TO DO: Note each line that includes the word "Willescroft". Copy those lines.
───── ENTRIES PROVIDED
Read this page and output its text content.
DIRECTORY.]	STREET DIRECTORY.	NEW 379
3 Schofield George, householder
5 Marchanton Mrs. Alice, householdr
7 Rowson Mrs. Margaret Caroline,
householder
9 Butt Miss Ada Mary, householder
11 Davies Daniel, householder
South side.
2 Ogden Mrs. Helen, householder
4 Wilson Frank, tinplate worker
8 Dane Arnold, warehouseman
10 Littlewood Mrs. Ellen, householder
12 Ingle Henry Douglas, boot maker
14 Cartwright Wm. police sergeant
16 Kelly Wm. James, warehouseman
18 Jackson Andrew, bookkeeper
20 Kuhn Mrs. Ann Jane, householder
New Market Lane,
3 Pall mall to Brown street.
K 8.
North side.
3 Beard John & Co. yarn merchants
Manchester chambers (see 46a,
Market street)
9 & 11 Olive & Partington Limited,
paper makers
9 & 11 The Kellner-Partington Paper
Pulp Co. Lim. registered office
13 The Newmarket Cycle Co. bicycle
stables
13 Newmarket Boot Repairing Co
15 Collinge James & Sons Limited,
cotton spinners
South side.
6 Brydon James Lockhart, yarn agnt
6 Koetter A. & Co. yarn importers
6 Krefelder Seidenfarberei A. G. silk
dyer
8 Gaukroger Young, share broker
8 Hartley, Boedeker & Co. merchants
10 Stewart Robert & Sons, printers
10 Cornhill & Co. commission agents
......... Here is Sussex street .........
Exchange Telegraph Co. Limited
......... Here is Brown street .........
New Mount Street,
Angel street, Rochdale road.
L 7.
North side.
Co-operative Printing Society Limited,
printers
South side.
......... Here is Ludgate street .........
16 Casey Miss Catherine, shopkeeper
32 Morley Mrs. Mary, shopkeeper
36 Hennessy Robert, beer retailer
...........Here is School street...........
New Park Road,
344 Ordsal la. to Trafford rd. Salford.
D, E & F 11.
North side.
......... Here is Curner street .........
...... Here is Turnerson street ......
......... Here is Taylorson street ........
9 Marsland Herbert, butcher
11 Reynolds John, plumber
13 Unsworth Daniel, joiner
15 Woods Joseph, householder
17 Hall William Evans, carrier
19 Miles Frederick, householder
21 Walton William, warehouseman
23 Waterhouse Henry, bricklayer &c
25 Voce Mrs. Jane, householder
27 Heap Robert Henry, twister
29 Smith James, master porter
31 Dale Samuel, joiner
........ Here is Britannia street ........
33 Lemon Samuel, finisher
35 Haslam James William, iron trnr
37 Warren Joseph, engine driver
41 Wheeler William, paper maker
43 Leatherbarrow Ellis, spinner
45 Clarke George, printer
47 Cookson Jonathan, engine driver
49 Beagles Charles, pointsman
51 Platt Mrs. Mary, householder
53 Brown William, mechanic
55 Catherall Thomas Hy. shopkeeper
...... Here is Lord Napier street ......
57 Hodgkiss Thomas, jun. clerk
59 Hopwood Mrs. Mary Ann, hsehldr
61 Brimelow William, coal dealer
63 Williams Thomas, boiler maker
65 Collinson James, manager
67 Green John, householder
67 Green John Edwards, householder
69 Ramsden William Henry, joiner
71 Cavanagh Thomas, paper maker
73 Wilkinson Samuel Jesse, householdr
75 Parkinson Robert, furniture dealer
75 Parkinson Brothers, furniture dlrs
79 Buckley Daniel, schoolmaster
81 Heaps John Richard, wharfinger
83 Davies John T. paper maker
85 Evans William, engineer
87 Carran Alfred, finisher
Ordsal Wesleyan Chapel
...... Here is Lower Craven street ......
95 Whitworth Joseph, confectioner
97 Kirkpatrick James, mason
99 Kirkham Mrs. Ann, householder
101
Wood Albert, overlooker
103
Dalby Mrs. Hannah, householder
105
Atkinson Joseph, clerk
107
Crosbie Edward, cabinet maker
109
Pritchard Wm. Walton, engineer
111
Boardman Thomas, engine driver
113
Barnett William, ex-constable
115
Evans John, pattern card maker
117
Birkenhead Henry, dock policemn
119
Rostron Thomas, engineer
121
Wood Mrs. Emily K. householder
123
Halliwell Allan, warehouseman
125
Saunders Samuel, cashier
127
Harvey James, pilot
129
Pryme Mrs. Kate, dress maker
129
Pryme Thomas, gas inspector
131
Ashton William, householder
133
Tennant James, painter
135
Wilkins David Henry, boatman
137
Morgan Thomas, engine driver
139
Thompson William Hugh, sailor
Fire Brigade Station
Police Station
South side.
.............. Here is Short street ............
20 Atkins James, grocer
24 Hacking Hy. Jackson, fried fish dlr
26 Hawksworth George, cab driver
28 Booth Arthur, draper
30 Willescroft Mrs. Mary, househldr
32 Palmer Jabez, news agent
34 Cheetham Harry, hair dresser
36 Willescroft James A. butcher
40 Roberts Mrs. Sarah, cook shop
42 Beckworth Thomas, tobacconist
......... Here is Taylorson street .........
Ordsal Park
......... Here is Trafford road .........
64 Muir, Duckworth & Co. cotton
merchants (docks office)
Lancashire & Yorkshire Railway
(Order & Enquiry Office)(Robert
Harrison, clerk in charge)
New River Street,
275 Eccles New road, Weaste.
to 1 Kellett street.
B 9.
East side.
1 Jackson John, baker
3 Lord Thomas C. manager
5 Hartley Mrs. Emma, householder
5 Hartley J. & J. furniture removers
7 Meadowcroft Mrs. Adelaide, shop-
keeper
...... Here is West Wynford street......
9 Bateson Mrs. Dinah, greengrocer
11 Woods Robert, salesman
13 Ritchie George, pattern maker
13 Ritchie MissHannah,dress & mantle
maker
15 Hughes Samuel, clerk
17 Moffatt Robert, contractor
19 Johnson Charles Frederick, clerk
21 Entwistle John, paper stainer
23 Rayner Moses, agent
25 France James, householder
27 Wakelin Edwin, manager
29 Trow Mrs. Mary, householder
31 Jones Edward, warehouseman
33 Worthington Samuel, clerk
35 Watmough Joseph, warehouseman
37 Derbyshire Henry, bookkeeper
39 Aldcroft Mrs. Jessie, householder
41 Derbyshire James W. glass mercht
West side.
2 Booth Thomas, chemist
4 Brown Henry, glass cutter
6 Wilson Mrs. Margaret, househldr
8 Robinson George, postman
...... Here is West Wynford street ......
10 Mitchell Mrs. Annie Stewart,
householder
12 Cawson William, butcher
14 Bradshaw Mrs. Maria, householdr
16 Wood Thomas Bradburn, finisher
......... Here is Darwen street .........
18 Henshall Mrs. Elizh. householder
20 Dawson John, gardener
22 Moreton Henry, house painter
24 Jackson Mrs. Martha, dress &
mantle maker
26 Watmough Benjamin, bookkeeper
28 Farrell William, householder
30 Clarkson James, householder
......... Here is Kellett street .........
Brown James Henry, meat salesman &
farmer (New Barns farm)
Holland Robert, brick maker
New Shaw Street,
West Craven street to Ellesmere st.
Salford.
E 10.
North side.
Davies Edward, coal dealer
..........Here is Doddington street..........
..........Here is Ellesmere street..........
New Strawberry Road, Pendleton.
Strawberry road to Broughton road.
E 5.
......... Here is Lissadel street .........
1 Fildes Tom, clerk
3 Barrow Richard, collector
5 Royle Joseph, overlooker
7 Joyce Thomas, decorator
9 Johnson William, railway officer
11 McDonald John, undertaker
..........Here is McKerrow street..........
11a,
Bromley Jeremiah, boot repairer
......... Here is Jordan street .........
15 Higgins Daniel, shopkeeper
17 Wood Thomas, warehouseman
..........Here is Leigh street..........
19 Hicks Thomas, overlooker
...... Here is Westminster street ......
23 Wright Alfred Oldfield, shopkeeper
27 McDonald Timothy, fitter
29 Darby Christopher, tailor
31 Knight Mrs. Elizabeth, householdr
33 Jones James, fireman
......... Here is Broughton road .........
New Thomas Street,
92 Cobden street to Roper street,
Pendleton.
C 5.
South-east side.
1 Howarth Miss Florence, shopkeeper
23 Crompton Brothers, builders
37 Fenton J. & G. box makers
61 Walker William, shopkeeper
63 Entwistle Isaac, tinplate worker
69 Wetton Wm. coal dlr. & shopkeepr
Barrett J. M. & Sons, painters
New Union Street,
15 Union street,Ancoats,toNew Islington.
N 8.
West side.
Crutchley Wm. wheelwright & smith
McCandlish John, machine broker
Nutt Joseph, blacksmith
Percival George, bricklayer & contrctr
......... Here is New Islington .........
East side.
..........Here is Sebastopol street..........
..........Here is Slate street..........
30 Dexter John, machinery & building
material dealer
──────────
FULL SOLUTION:
30 Willescroft Mrs. Mary, househldr
36 Willescroft James A. butcher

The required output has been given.